* _Brief_
Copy all the entries below exactly, but not the pictures.

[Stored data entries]
start

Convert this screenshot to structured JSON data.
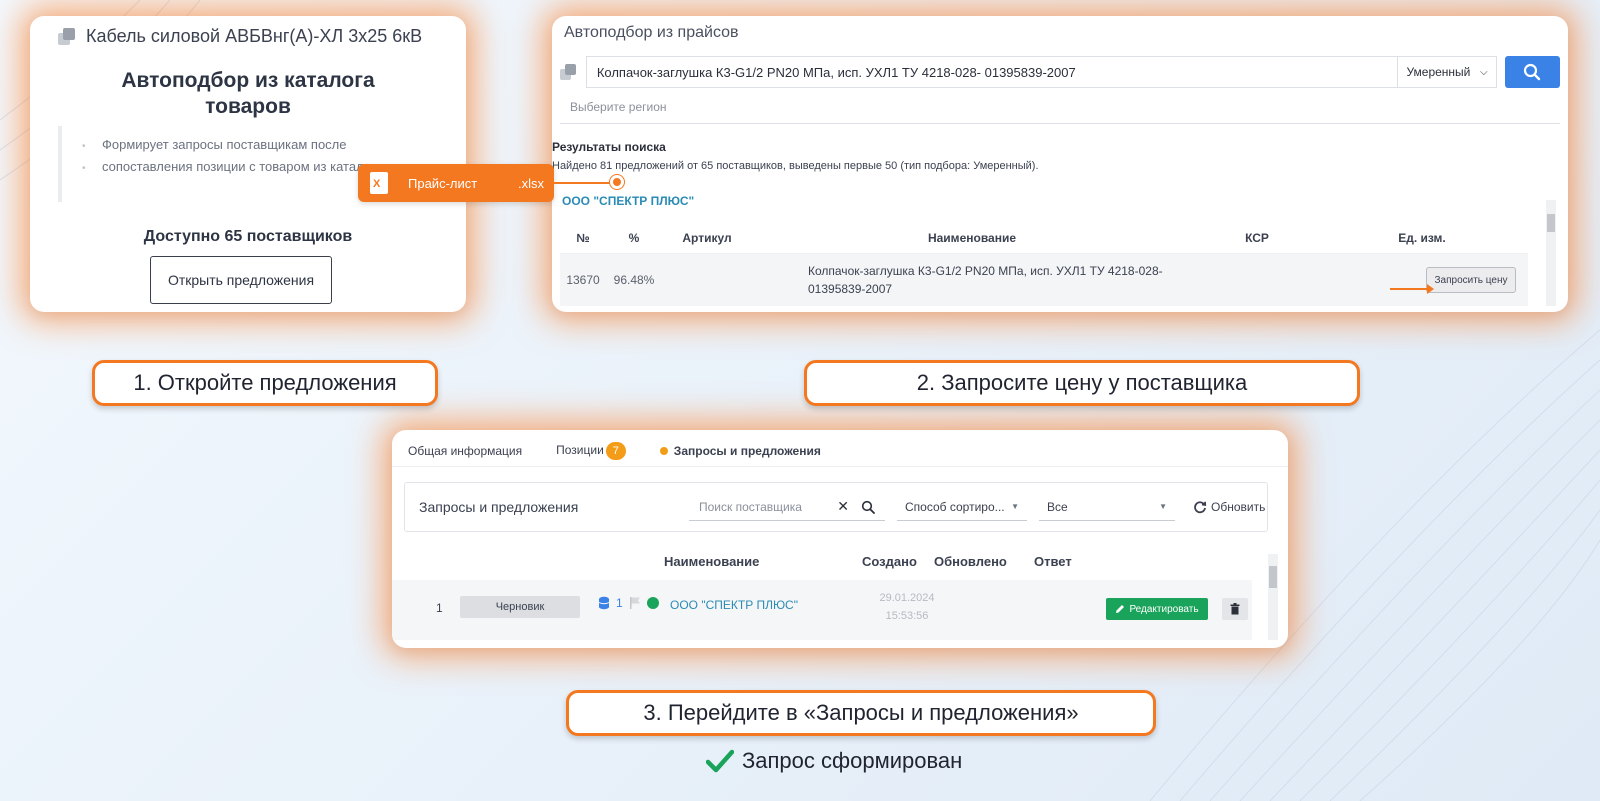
{
  "card1": {
    "product_title": "Кабель силовой АВБВнг(А)-ХЛ 3х25 6кВ",
    "heading": "Автоподбор из каталога товаров",
    "description_line1": "Формирует запросы поставщикам после",
    "description_line2": "сопоставления позиции с товаром из каталога",
    "available": "Доступно 65 поставщиков",
    "open_button": "Открыть предложения"
  },
  "xls_badge": {
    "name": "Прайс-лист",
    "ext": ".xlsx",
    "icon_letter": "X"
  },
  "card2": {
    "title": "Автоподбор из прайсов",
    "search_value": "Колпачок-заглушка К3-G1/2 PN20 МПа, исп. УХЛ1 ТУ 4218-028- 01395839-2007",
    "mode": "Умеренный",
    "region_placeholder": "Выберите регион",
    "results_title": "Результаты поиска",
    "results_info": "Найдено 81 предложений от 65 поставщиков, выведены первые 50 (тип подбора: Умеренный).",
    "supplier": "ООО \"СПЕКТР ПЛЮС\"",
    "columns": {
      "no": "№",
      "pct": "%",
      "article": "Артикул",
      "name": "Наименование",
      "ksr": "КСР",
      "unit": "Ед. изм."
    },
    "row": {
      "no": "13670",
      "pct": "96.48%",
      "name_line1": "Колпачок-заглушка К3-G1/2 PN20 МПа, исп. УХЛ1 ТУ 4218-028-",
      "name_line2": "01395839-2007",
      "request_button": "Запросить цену"
    }
  },
  "card3": {
    "tabs": {
      "general": "Общая информация",
      "positions": "Позиции",
      "positions_count": "7",
      "requests": "Запросы и предложения"
    },
    "toolbar": {
      "title": "Запросы и предложения",
      "search_placeholder": "Поиск поставщика",
      "sort_placeholder": "Способ сортиро...",
      "filter_value": "Все",
      "refresh": "Обновить"
    },
    "columns": {
      "name": "Наименование",
      "created": "Создано",
      "updated": "Обновлено",
      "answer": "Ответ"
    },
    "row": {
      "num": "1",
      "status": "Черновик",
      "count": "1",
      "supplier": "ООО \"СПЕКТР ПЛЮС\"",
      "created_date": "29.01.2024",
      "created_time": "15:53:56",
      "edit_button": "Редактировать"
    }
  },
  "steps": {
    "step1": "1. Откройте предложения",
    "step2": "2. Запросите цену у поставщика",
    "step3": "3. Перейдите в «Запросы и предложения»",
    "done": "Запрос сформирован"
  },
  "colors": {
    "accent_orange": "#f47820",
    "link_blue": "#2a8bb5",
    "button_blue": "#3b82e6",
    "success_green": "#1aa35a",
    "badge_orange": "#f39c18"
  }
}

end

* _Problem solution_
Convert this screenshot to structured JSON data.
{
  "card1": {
    "product_title": "Кабель силовой АВБВнг(А)-ХЛ 3х25 6кВ",
    "heading": "Автоподбор из каталога товаров",
    "description_line1": "Формирует запросы поставщикам после",
    "description_line2": "сопоставления позиции с товаром из каталога",
    "available": "Доступно 65 поставщиков",
    "open_button": "Открыть предложения"
  },
  "xls_badge": {
    "name": "Прайс-лист",
    "ext": ".xlsx",
    "icon_letter": "X"
  },
  "card2": {
    "title": "Автоподбор из прайсов",
    "search_value": "Колпачок-заглушка К3-G1/2 PN20 МПа, исп. УХЛ1 ТУ 4218-028- 01395839-2007",
    "mode": "Умеренный",
    "region_placeholder": "Выберите регион",
    "results_title": "Результаты поиска",
    "results_info": "Найдено 81 предложений от 65 поставщиков, выведены первые 50 (тип подбора: Умеренный).",
    "supplier": "ООО \"СПЕКТР ПЛЮС\"",
    "columns": {
      "no": "№",
      "pct": "%",
      "article": "Артикул",
      "name": "Наименование",
      "ksr": "КСР",
      "unit": "Ед. изм."
    },
    "row": {
      "no": "13670",
      "pct": "96.48%",
      "name_line1": "Колпачок-заглушка К3-G1/2 PN20 МПа, исп. УХЛ1 ТУ 4218-028-",
      "name_line2": "01395839-2007",
      "request_button": "Запросить цену"
    }
  },
  "card3": {
    "tabs": {
      "general": "Общая информация",
      "positions": "Позиции",
      "positions_count": "7",
      "requests": "Запросы и предложения"
    },
    "toolbar": {
      "title": "Запросы и предложения",
      "search_placeholder": "Поиск поставщика",
      "sort_placeholder": "Способ сортиро...",
      "filter_value": "Все",
      "refresh": "Обновить"
    },
    "columns": {
      "name": "Наименование",
      "created": "Создано",
      "updated": "Обновлено",
      "answer": "Ответ"
    },
    "row": {
      "num": "1",
      "status": "Черновик",
      "count": "1",
      "supplier": "ООО \"СПЕКТР ПЛЮС\"",
      "created_date": "29.01.2024",
      "created_time": "15:53:56",
      "edit_button": "Редактировать"
    }
  },
  "steps": {
    "step1": "1. Откройте предложения",
    "step2": "2. Запросите цену у поставщика",
    "step3": "3. Перейдите в «Запросы и предложения»",
    "done": "Запрос сформирован"
  },
  "colors": {
    "accent_orange": "#f47820",
    "link_blue": "#2a8bb5",
    "button_blue": "#3b82e6",
    "success_green": "#1aa35a",
    "badge_orange": "#f39c18"
  }
}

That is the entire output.